Given task
In the listing that follows, how many lines contain "always"? Give the number only.

Exercise inputs
___
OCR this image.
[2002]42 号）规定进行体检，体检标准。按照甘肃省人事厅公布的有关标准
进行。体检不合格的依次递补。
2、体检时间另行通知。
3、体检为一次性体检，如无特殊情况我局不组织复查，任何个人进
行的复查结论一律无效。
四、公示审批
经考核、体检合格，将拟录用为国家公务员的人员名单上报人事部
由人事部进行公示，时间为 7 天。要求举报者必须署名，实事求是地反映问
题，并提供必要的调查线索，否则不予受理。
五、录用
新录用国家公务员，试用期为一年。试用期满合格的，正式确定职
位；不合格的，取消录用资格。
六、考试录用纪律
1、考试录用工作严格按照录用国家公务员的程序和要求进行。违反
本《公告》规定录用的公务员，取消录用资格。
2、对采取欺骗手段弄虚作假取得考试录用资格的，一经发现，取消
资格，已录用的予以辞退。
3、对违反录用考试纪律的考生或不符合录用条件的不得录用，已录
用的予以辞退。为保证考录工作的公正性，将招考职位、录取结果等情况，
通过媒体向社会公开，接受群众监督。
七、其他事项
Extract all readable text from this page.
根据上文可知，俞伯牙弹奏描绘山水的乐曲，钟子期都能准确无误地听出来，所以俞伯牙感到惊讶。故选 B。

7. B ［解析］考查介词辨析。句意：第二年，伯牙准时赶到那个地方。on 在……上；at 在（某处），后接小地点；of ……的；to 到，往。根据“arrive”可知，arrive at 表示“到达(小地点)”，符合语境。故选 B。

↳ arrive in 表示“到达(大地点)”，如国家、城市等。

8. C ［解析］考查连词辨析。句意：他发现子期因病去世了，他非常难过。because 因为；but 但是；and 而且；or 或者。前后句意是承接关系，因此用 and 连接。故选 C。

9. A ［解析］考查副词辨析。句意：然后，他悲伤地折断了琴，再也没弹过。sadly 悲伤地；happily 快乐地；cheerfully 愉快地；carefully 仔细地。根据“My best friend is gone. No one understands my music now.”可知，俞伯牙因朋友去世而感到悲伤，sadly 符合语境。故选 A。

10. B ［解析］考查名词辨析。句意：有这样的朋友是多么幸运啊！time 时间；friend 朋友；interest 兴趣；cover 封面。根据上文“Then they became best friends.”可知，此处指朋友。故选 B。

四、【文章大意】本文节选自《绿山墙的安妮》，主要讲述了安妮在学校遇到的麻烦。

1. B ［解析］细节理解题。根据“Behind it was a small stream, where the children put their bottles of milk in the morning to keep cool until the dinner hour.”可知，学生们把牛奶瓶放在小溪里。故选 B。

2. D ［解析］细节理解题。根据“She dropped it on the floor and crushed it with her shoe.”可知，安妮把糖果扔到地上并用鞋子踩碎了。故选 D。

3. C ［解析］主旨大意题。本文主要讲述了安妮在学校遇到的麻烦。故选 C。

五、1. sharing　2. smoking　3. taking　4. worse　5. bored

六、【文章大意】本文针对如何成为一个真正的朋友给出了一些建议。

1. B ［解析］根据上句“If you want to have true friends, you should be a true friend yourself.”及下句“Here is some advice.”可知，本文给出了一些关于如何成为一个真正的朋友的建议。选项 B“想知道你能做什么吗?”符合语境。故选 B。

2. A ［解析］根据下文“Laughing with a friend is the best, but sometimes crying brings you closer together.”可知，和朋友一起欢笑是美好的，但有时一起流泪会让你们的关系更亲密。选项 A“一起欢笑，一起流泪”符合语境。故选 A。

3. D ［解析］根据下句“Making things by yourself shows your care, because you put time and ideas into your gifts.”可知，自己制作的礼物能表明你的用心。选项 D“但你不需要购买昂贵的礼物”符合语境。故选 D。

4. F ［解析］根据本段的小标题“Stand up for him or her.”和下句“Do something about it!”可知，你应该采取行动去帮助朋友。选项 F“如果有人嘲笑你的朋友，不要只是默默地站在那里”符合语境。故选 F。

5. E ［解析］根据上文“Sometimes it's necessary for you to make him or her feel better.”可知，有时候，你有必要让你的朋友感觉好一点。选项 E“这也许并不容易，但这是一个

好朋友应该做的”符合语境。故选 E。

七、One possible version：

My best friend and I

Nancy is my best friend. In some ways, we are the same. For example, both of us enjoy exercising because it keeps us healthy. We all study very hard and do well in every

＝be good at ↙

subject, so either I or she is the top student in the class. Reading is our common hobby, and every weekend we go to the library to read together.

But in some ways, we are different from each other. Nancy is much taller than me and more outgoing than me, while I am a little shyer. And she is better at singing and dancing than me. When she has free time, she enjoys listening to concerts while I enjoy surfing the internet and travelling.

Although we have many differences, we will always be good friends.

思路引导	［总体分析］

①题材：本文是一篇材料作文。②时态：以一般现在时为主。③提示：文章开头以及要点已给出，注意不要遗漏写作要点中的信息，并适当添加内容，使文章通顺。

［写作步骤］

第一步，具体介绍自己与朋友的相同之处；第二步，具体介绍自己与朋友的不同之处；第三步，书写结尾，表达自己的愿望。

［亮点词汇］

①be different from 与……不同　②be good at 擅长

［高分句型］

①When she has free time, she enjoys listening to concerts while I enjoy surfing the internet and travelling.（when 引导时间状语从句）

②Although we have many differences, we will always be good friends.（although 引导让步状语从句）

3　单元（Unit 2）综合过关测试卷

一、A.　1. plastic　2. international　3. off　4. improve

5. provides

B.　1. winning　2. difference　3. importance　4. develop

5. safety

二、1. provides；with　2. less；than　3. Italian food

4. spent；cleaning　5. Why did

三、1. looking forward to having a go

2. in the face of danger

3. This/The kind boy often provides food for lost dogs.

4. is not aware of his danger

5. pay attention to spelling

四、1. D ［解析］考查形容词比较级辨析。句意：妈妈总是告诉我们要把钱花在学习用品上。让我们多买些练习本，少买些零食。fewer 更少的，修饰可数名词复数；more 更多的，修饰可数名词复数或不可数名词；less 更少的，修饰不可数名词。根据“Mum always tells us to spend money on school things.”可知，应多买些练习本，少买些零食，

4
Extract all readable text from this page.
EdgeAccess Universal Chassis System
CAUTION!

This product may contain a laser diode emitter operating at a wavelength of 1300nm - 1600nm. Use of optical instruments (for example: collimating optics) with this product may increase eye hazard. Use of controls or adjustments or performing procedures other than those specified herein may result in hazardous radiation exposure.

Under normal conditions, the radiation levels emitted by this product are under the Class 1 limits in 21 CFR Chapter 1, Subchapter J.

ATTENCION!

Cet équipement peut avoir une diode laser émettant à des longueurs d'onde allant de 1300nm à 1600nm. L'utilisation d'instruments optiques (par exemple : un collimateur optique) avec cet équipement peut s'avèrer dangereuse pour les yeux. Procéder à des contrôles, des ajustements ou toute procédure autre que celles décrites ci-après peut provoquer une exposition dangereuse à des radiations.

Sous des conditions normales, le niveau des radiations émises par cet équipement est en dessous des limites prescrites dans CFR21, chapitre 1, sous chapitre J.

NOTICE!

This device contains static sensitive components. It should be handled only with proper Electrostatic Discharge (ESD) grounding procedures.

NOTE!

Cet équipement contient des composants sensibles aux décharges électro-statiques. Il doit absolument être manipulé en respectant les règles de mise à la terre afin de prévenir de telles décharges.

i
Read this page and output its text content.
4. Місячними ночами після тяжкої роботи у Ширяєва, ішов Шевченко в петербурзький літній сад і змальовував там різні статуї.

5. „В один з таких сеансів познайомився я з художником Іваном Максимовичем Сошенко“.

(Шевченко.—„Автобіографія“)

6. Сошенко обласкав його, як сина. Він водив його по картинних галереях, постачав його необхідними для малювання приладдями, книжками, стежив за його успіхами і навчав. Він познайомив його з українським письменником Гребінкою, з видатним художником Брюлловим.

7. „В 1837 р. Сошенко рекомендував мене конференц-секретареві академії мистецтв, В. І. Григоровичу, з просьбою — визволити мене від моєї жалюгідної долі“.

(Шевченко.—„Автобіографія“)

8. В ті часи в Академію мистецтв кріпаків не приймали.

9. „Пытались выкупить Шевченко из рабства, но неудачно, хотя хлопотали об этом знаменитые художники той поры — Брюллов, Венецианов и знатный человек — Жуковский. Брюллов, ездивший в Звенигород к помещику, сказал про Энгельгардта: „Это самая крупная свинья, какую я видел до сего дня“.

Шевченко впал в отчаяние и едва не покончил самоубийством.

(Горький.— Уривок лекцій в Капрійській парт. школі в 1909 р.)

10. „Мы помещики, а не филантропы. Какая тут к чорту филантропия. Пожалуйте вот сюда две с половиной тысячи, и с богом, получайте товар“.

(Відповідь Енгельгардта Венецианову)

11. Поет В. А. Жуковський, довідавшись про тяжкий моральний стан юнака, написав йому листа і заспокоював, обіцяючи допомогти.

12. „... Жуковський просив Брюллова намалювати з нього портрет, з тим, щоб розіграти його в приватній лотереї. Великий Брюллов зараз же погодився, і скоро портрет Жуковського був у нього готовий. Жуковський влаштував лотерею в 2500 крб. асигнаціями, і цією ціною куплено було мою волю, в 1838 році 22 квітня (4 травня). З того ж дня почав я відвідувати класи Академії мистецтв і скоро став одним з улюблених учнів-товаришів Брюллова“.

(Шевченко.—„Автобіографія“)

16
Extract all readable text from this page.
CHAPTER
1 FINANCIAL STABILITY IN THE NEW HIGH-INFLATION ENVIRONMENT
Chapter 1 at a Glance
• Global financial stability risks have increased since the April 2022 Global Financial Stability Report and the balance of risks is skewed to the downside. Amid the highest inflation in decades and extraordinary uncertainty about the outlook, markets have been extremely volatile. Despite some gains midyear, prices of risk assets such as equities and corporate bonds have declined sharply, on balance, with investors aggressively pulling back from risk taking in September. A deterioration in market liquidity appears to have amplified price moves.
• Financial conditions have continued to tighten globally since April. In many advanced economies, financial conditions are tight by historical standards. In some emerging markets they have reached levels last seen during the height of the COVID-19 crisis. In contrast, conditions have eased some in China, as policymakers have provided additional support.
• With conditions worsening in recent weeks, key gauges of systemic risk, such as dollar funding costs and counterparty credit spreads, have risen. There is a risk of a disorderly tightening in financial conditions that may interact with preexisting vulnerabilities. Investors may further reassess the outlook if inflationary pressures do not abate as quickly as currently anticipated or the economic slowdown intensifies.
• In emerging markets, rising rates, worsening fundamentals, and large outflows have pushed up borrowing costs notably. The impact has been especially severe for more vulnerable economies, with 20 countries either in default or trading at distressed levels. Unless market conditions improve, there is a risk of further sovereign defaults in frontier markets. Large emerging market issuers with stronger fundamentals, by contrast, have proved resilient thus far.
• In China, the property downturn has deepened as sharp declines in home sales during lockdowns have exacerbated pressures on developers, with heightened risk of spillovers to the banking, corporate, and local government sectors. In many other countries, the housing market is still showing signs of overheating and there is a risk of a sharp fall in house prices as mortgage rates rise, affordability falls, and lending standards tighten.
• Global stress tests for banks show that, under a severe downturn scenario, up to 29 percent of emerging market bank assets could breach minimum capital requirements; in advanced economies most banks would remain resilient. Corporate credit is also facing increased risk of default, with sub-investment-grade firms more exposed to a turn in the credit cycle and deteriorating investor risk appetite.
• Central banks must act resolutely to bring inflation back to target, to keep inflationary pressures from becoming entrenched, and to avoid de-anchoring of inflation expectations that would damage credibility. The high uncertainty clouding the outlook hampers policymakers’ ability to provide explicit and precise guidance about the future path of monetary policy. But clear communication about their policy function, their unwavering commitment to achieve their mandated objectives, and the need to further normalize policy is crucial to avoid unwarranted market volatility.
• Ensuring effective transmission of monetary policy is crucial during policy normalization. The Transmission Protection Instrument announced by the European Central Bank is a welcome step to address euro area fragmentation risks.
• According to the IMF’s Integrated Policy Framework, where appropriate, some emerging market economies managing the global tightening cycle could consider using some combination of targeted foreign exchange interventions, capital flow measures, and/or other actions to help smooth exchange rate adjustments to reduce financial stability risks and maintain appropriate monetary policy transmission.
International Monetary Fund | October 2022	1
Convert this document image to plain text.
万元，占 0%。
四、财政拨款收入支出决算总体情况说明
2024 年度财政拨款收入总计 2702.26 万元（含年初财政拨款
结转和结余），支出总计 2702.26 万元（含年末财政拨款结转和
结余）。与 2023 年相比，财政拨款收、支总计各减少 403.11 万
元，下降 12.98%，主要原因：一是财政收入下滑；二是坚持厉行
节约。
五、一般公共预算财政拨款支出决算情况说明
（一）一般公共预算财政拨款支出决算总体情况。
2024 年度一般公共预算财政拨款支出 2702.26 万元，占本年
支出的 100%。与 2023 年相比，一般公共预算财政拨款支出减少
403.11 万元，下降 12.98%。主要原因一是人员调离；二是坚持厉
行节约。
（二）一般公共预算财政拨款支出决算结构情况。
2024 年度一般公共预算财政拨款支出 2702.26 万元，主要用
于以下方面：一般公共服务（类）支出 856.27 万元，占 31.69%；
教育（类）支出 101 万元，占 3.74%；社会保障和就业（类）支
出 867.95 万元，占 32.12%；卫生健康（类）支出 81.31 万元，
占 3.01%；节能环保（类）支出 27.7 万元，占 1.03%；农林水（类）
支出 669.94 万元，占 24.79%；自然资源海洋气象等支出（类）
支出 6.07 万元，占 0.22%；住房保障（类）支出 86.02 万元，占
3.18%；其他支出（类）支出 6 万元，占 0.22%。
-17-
___
Response below
3